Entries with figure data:
# # # # # # #
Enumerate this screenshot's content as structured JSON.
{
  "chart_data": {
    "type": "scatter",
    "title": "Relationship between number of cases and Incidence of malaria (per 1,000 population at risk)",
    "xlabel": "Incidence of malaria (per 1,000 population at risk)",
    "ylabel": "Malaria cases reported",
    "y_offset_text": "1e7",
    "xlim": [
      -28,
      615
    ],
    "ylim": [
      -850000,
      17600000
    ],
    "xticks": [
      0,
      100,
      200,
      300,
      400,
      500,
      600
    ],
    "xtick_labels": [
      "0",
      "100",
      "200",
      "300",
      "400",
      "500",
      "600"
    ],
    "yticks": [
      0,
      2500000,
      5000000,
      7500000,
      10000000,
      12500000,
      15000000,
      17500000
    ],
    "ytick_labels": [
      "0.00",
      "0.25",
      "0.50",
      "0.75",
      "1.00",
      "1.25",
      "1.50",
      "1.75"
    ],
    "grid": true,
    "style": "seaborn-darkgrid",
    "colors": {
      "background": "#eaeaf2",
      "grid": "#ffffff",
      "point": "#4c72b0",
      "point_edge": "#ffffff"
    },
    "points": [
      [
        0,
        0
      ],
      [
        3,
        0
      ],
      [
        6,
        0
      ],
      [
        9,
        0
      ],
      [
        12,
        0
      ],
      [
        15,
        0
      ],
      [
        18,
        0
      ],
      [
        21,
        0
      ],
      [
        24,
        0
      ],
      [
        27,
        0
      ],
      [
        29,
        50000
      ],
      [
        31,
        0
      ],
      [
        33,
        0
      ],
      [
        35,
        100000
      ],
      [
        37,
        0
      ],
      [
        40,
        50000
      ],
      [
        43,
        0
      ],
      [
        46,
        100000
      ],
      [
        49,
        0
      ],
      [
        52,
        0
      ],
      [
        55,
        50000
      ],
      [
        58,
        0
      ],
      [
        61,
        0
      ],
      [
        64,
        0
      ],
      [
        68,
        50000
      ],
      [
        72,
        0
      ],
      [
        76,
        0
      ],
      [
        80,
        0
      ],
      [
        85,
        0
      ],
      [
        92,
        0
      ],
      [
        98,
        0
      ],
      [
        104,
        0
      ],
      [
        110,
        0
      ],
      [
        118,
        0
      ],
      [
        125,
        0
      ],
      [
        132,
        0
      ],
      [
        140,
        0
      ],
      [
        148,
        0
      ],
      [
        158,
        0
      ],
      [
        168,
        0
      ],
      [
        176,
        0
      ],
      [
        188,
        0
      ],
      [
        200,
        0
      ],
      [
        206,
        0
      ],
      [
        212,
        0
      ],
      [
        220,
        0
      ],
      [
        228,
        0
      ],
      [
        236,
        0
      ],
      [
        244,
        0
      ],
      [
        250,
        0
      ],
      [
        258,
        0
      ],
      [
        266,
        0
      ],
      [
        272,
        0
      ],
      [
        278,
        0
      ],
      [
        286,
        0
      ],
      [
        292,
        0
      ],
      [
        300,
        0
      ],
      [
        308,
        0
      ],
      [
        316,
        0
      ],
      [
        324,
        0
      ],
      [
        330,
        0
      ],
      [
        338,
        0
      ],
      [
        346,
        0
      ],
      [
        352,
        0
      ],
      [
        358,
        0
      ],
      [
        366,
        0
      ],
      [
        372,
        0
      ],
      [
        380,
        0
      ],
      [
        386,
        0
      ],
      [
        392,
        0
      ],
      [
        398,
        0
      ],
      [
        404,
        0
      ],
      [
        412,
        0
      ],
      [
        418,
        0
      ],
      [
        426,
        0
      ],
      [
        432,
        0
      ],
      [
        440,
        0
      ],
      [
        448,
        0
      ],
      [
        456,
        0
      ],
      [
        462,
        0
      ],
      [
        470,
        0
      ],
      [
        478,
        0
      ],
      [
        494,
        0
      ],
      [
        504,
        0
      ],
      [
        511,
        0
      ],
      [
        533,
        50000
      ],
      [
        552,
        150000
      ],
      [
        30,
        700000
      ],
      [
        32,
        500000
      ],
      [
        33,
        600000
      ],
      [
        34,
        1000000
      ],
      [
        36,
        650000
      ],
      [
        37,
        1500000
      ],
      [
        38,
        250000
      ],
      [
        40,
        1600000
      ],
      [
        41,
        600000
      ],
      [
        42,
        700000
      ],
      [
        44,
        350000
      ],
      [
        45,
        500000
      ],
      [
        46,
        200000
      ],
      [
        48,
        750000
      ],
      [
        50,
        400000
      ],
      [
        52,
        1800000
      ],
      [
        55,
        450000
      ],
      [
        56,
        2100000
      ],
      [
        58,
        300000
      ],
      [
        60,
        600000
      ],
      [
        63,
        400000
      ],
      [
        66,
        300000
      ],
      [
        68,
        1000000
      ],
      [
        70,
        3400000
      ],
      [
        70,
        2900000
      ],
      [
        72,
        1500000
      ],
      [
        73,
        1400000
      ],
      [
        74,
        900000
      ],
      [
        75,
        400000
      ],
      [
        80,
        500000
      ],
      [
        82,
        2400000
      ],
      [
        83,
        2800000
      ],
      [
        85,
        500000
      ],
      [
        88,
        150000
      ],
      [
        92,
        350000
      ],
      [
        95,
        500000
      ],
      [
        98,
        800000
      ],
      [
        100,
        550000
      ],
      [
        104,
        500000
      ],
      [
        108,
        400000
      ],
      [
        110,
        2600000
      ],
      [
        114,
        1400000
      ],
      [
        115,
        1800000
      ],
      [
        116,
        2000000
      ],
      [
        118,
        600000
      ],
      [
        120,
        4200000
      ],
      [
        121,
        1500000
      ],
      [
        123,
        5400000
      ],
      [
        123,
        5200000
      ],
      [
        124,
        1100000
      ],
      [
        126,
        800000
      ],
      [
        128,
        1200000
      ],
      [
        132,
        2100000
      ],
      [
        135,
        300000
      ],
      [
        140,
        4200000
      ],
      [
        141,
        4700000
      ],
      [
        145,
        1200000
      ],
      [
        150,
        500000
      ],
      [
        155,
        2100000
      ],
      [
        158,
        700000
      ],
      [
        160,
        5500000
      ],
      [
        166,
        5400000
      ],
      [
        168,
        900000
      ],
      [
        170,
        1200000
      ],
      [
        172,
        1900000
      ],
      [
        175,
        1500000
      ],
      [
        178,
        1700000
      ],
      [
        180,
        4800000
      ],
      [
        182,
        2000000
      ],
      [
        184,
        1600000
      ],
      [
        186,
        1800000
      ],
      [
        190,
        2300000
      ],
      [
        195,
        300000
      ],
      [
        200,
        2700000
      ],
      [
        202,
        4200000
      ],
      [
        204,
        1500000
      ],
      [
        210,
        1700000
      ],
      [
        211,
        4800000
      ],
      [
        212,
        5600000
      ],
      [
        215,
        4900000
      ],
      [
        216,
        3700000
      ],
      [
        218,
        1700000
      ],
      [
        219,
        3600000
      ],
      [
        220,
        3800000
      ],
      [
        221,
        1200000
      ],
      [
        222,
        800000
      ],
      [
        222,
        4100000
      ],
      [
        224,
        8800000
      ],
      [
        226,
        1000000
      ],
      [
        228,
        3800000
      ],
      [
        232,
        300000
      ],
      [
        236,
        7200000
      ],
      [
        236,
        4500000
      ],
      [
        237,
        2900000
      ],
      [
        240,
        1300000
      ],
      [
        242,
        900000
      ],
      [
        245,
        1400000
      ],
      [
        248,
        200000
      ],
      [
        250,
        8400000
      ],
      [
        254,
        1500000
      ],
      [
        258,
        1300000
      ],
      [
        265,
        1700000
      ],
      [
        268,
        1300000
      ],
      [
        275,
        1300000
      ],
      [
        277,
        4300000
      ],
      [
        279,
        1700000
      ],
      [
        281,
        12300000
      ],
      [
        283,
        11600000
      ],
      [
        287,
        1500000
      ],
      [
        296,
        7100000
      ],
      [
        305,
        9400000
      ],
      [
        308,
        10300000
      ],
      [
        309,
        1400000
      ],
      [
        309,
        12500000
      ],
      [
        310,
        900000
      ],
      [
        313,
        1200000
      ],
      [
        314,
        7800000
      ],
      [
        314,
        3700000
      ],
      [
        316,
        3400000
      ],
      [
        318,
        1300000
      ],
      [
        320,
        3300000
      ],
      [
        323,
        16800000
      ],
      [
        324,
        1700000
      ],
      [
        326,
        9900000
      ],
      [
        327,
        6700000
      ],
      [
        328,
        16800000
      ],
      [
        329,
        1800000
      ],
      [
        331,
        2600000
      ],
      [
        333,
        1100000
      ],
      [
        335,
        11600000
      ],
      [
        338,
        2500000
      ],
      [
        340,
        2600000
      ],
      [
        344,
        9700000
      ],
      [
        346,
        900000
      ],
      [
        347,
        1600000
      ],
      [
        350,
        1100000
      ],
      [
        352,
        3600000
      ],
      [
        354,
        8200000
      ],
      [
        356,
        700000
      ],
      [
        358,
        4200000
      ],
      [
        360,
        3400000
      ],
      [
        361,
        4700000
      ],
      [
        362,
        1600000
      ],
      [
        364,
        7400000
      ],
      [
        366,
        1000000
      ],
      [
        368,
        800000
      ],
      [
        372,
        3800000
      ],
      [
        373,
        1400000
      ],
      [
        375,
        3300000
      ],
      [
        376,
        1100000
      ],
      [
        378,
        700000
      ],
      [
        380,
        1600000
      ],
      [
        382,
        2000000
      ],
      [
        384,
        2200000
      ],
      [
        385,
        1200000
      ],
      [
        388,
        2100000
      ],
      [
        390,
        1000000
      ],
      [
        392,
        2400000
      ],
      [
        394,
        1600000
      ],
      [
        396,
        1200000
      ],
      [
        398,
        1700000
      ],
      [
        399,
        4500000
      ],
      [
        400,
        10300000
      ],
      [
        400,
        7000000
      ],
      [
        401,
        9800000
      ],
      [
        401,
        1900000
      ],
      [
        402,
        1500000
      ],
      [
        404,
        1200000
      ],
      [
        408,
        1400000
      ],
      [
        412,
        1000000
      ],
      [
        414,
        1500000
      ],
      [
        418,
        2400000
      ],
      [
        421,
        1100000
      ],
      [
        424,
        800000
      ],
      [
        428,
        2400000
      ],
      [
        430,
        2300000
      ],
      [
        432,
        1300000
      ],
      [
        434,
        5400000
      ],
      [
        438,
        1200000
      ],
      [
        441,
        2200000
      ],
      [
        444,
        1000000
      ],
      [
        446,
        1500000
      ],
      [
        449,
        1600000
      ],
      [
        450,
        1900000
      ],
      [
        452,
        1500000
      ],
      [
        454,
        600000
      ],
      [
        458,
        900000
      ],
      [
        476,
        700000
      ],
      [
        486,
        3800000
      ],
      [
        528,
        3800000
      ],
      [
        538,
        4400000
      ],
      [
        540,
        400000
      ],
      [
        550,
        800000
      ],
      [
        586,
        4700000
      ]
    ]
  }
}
# # # # # # #
WHAT IS NEEDED
In the records above, find each line that holds the word "Incidence"; copy all such lines.

WORKED ANSWER
    "title": "Relationship between number of cases and Incidence of malaria (per 1,000 population at risk)",
    "xlabel": "Incidence of malaria (per 1,000 population at risk)",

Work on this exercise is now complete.